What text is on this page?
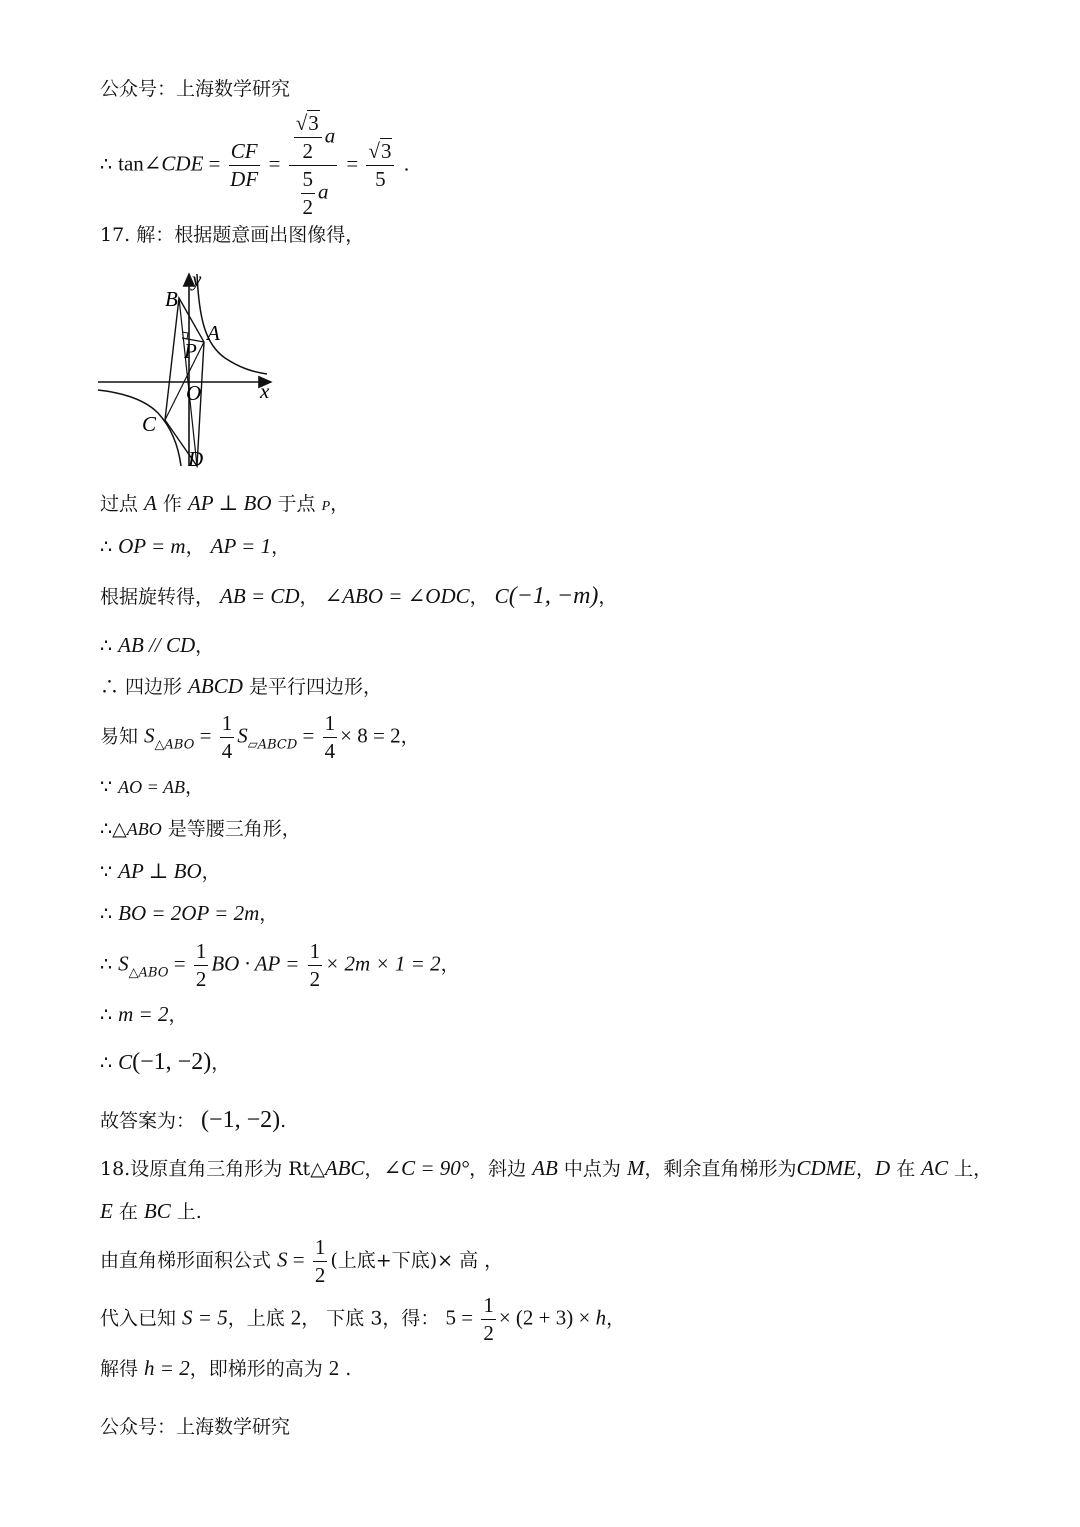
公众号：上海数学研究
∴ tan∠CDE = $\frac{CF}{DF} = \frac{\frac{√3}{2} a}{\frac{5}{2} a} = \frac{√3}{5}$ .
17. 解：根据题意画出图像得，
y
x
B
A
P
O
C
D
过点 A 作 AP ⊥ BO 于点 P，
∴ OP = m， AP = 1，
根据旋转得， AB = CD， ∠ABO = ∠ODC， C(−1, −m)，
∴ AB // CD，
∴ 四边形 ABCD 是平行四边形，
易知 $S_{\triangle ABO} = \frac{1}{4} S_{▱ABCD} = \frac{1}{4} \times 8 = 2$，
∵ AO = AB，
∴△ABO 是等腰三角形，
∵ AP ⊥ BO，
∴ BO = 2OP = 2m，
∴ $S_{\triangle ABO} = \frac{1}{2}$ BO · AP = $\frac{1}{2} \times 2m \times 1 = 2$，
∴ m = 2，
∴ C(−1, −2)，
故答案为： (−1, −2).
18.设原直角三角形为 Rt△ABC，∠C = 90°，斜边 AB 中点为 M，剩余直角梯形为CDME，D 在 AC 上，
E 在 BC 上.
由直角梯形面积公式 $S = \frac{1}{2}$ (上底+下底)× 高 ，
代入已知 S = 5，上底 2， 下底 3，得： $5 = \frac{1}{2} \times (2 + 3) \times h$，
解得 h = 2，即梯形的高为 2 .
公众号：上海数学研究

GOAL OF THE EXERCISE.
Without the images, write out each line of the data verbatim.

FINISHED EXERCISE.
What text is on this page?
公众号：上海数学研究
∴ tan∠CDE = $\frac{CF}{DF} = \frac{\frac{√3}{2} a}{\frac{5}{2} a} = \frac{√3}{5}$ .
17. 解：根据题意画出图像得，
y
x
B
A
P
O
C
D
过点 A 作 AP ⊥ BO 于点 P，
∴ OP = m， AP = 1，
根据旋转得， AB = CD， ∠ABO = ∠ODC， C(−1, −m)，
∴ AB // CD，
∴ 四边形 ABCD 是平行四边形，
易知 $S_{\triangle ABO} = \frac{1}{4} S_{▱ABCD} = \frac{1}{4} \times 8 = 2$，
∵ AO = AB，
∴△ABO 是等腰三角形，
∵ AP ⊥ BO，
∴ BO = 2OP = 2m，
∴ $S_{\triangle ABO} = \frac{1}{2}$ BO · AP = $\frac{1}{2} \times 2m \times 1 = 2$，
∴ m = 2，
∴ C(−1, −2)，
故答案为： (−1, −2).
18.设原直角三角形为 Rt△ABC，∠C = 90°，斜边 AB 中点为 M，剩余直角梯形为CDME，D 在 AC 上，
E 在 BC 上.
由直角梯形面积公式 $S = \frac{1}{2}$ (上底+下底)× 高 ，
代入已知 S = 5，上底 2， 下底 3，得： $5 = \frac{1}{2} \times (2 + 3) \times h$，
解得 h = 2，即梯形的高为 2 .
公众号：上海数学研究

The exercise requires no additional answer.